### Work to be completed
Identify every line in the records below that contains the word "Home", and copy each of those lines.

----- Material provided

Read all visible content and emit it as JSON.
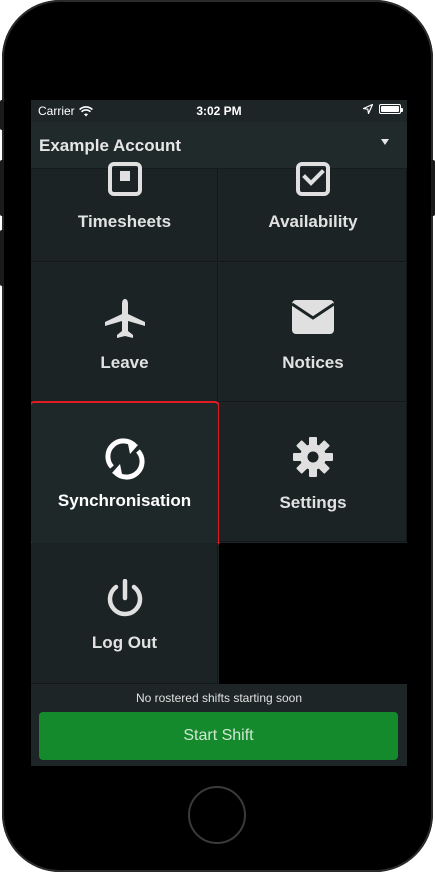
{
  "status_bar": {
    "carrier": "Carrier",
    "time": "3:02 PM"
  },
  "account": {
    "name": "Example Account"
  },
  "menu": {
    "timesheets": "Timesheets",
    "availability": "Availability",
    "leave": "Leave",
    "notices": "Notices",
    "synchronisation": "Synchronisation",
    "settings": "Settings",
    "log_out": "Log Out"
  },
  "footer": {
    "notice": "No rostered shifts starting soon",
    "start_shift": "Start Shift"
  },
  "colors": {
    "highlight_border": "#e01b24",
    "start_button": "#148a2c",
    "tile_background": "#1b2324"
  },
  "icons": {
    "timesheets": "timesheet-icon",
    "availability": "checkbox-icon",
    "leave": "airplane-icon",
    "notices": "envelope-icon",
    "synchronisation": "sync-icon",
    "settings": "gear-icon",
    "log_out": "power-icon"
  }
}
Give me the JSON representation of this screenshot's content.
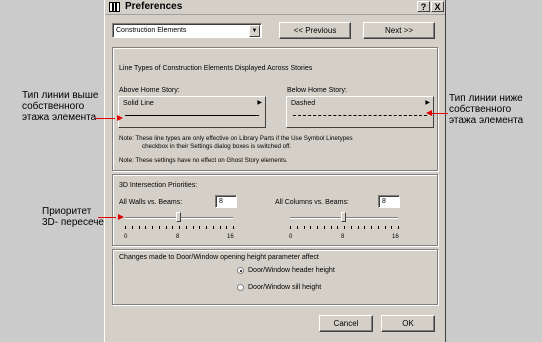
{
  "window": {
    "title": "Preferences",
    "title_buttons": [
      "?",
      "X"
    ]
  },
  "toolbar": {
    "category_select": "Construction Elements",
    "prev_button": "<< Previous",
    "next_button": "Next >>"
  },
  "line_types": {
    "heading": "Line Types of Construction Elements Displayed Across Stories",
    "above_label": "Above Home Story:",
    "above_value": "Solid Line",
    "below_label": "Below Home Story:",
    "below_value": "Dashed",
    "note1": "Note:   These line types are only effective on Library Parts if the Use Symbol Linetypes",
    "note1b": "checkbox in their Settings dialog boxes is switched off.",
    "note2": "Note:   These settings have no effect on Ghost Story elements."
  },
  "intersection": {
    "heading": "3D Intersection Priorities:",
    "walls_label": "All Walls vs. Beams:",
    "walls_value": "8",
    "columns_label": "All Columns vs. Beams:",
    "columns_value": "8",
    "ticks": [
      "0",
      "8",
      "16"
    ]
  },
  "door_window": {
    "heading": "Changes made to Door/Window opening height parameter affect",
    "option_header": "Door/Window header height",
    "option_sill": "Door/Window sill height",
    "selected": "Door/Window header height"
  },
  "footer": {
    "cancel": "Cancel",
    "ok": "OK"
  },
  "annotations": {
    "left_top": [
      "Тип линии выше",
      "собственного",
      "этажа элемента"
    ],
    "right_top": [
      "Тип линии ниже",
      "собственного",
      "этажа элемента"
    ],
    "left_mid": [
      "Приоритет",
      "3D- пересечений"
    ]
  },
  "colors": {
    "arrow": "#e00000",
    "dialog_face": "#d4d0c8"
  }
}
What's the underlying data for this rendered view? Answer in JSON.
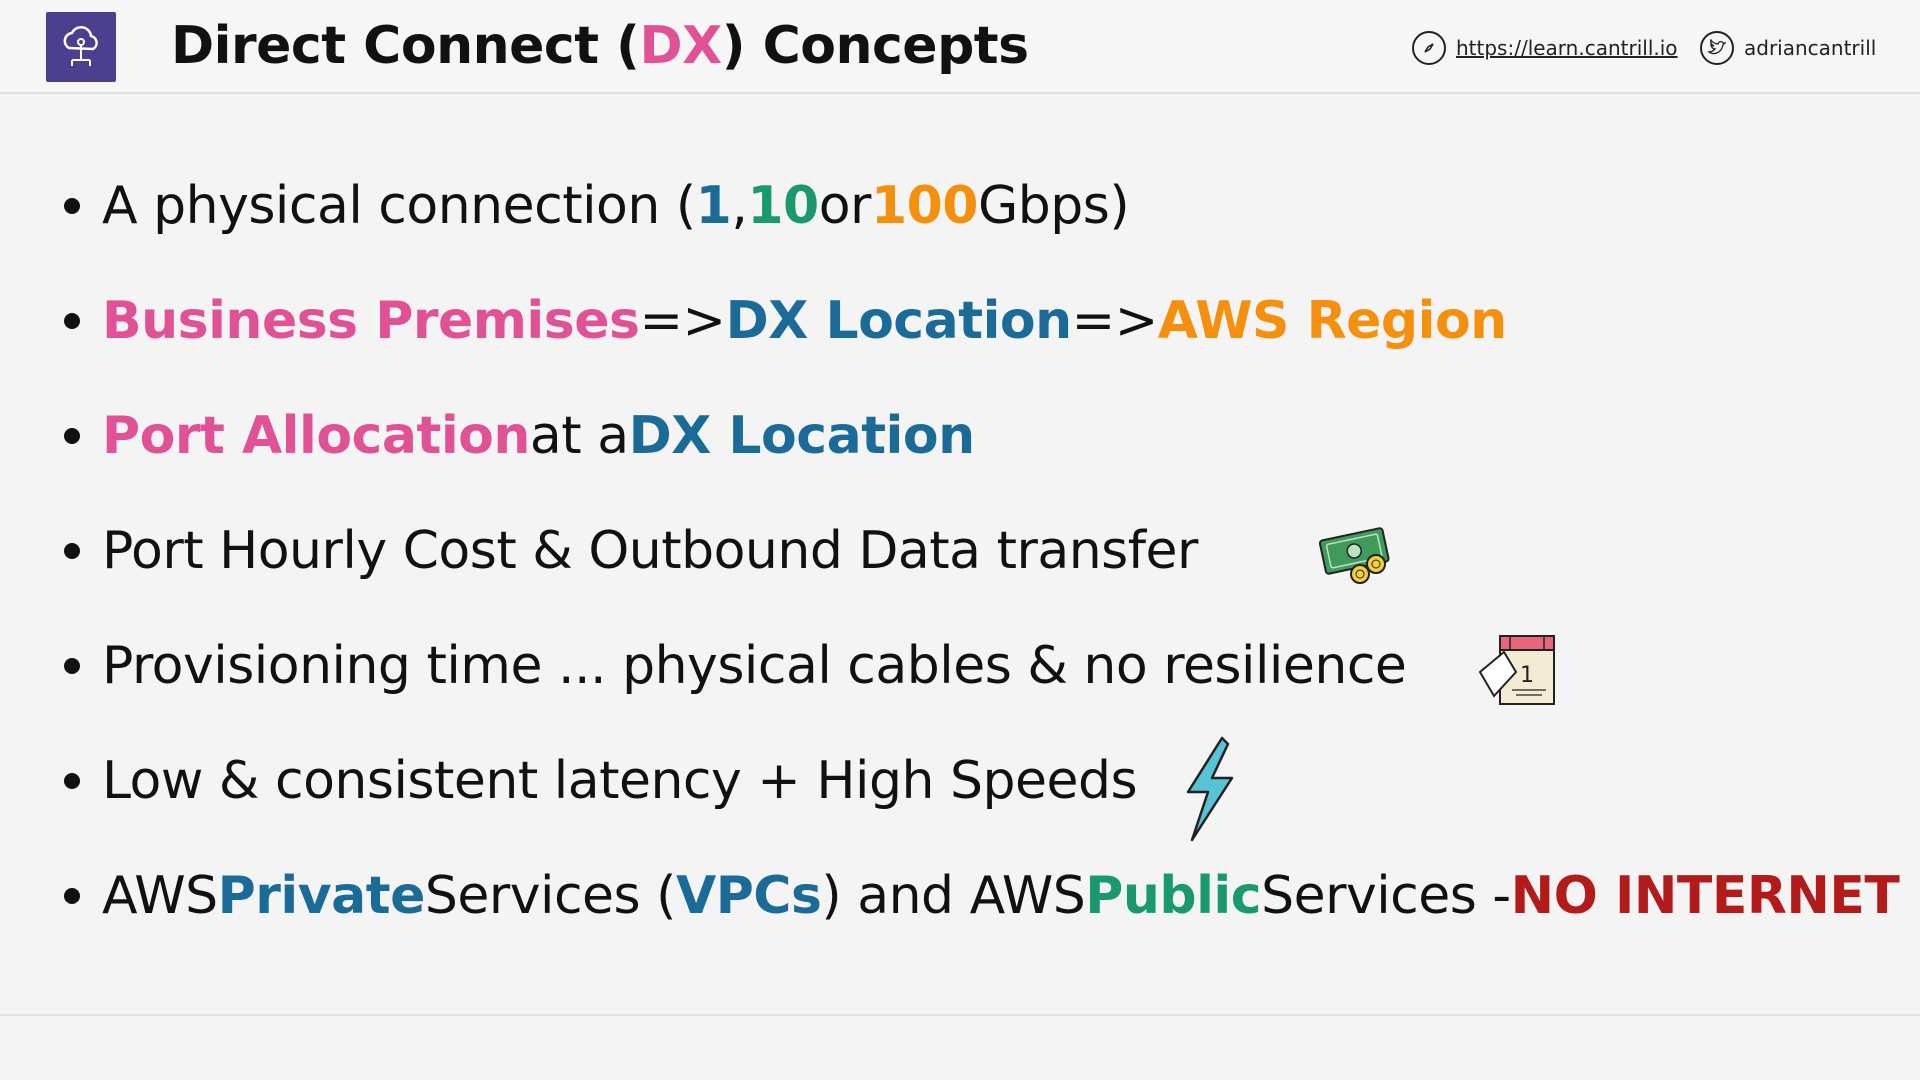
{
  "header": {
    "title_parts": [
      "Direct Connect (",
      "DX",
      ") Concepts"
    ],
    "website": "https://learn.cantrill.io",
    "twitter": "adriancantrill",
    "icons": {
      "logo": "cloud-network-icon",
      "site": "compass-icon",
      "twitter": "twitter-bird-icon"
    }
  },
  "colors": {
    "pink": "#e05195",
    "blue": "#1b6b98",
    "green": "#1a9a6c",
    "orange": "#f5900f",
    "red": "#b31b1b",
    "logo_bg": "#4b3f8f"
  },
  "bullets": [
    {
      "parts": [
        "A physical connection (",
        "1",
        ", ",
        "10",
        " or ",
        "100",
        " Gbps)"
      ]
    },
    {
      "parts": [
        "Business Premises",
        " => ",
        "DX Location",
        " => ",
        "AWS Region"
      ]
    },
    {
      "parts": [
        "Port Allocation",
        " at a ",
        "DX Location"
      ]
    },
    {
      "parts": [
        "Port Hourly Cost & Outbound Data transfer"
      ],
      "icon": "money-icon"
    },
    {
      "parts": [
        "Provisioning time ... physical cables & no resilience"
      ],
      "icon": "calendar-icon"
    },
    {
      "parts": [
        "Low & consistent latency + High Speeds"
      ],
      "icon": "lightning-icon"
    },
    {
      "parts": [
        "AWS ",
        "Private",
        " Services (",
        "VPCs",
        ") and AWS ",
        "Public",
        " Services - ",
        "NO INTERNET"
      ]
    }
  ]
}
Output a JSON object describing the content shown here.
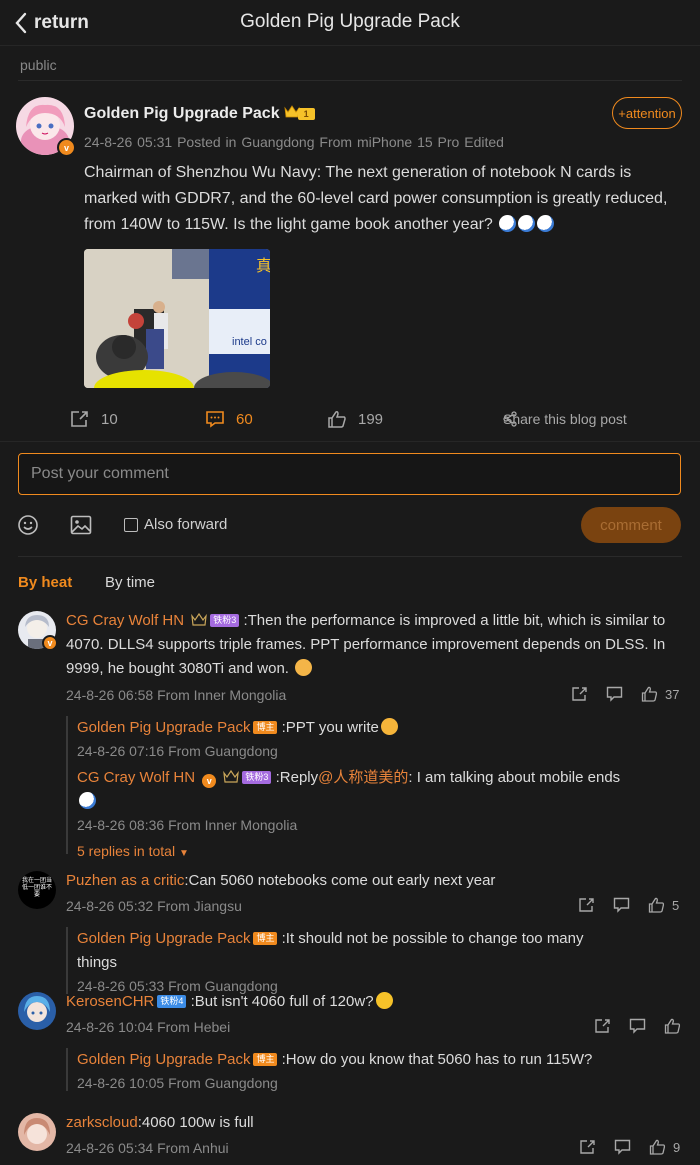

----------

### Task answer
    "above_label": "Above Home Story:",
    "below_label": "Below Home Story:",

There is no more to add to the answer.